→ **SET PROBLEM**: Which lines hold the word "Care"? Show each of them.

........

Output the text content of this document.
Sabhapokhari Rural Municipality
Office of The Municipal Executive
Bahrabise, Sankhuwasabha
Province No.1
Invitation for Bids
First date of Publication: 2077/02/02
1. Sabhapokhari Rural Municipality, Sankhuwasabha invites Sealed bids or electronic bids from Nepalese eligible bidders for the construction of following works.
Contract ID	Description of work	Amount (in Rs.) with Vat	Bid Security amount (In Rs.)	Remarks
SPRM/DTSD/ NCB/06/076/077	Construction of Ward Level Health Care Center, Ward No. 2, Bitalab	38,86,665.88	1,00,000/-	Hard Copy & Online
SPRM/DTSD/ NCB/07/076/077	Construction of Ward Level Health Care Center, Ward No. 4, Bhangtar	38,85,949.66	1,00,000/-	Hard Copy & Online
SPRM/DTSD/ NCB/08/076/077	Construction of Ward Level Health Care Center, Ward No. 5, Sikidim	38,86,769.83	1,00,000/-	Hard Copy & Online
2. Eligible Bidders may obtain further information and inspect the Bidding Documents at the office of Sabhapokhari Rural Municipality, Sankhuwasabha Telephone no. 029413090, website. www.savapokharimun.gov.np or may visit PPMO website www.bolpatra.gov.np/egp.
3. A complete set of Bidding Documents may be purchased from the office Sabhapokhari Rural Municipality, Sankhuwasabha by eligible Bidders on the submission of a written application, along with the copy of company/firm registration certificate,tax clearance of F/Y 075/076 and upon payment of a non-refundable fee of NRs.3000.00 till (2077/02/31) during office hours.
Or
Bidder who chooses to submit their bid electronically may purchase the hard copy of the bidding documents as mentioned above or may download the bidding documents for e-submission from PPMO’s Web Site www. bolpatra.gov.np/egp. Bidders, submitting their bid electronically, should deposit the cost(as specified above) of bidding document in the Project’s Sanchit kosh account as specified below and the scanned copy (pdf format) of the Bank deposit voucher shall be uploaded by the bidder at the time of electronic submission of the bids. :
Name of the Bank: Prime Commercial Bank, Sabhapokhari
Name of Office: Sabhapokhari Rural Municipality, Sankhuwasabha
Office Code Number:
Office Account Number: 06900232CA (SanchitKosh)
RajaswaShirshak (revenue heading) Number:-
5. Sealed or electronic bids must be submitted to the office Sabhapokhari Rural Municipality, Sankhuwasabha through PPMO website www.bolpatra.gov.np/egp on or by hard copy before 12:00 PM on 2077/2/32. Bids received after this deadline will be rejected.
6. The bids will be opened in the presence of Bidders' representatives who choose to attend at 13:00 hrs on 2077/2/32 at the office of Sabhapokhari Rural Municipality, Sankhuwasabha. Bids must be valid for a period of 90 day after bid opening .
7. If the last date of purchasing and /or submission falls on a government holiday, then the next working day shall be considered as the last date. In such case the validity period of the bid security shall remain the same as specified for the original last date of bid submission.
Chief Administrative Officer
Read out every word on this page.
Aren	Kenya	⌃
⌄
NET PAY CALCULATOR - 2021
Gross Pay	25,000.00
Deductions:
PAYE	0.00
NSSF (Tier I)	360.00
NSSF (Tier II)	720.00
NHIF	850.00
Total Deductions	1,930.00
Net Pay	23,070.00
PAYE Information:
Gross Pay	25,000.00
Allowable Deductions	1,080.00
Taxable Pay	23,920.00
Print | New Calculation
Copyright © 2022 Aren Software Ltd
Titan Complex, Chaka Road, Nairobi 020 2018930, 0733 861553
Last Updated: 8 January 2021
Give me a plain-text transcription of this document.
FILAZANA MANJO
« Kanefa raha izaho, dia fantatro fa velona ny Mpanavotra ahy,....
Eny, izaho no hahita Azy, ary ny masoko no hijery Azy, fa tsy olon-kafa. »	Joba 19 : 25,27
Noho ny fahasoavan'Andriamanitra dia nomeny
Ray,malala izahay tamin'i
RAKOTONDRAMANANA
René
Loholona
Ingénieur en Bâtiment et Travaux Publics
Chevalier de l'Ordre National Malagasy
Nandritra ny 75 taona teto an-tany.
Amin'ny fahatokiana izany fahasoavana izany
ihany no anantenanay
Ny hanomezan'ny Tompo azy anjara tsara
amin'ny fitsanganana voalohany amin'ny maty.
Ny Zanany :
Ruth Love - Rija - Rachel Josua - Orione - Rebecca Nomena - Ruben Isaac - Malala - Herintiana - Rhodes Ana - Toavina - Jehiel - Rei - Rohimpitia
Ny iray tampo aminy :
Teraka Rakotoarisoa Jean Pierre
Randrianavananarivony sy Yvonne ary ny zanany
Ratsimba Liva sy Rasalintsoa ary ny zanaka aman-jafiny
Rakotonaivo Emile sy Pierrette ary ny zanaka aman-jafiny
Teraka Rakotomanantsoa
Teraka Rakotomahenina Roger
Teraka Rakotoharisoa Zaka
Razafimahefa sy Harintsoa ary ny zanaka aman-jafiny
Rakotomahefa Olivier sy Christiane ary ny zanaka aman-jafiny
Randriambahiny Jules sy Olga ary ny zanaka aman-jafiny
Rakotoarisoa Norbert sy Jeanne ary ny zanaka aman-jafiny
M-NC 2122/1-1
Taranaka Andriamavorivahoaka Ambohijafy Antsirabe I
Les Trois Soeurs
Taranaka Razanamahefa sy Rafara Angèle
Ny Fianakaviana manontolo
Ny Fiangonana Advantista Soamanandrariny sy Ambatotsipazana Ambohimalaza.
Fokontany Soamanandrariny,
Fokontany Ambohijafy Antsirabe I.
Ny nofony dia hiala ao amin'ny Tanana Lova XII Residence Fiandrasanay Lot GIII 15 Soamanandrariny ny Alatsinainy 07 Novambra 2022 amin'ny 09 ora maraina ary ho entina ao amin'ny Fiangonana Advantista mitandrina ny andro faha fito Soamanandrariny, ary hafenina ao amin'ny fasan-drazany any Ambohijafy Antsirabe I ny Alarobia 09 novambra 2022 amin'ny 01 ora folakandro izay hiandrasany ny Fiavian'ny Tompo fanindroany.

........

→ **EXERCISE ANSWER**:
SPRM/DTSD/ NCB/06/076/077	Construction of Ward Level Health Care Center, Ward No. 2, Bitalab	38,86,665.88	1,00,000/-	Hard Copy & Online
SPRM/DTSD/ NCB/07/076/077	Construction of Ward Level Health Care Center, Ward No. 4, Bhangtar	38,85,949.66	1,00,000/-	Hard Copy & Online
SPRM/DTSD/ NCB/08/076/077	Construction of Ward Level Health Care Center, Ward No. 5, Sikidim	38,86,769.83	1,00,000/-	Hard Copy & Online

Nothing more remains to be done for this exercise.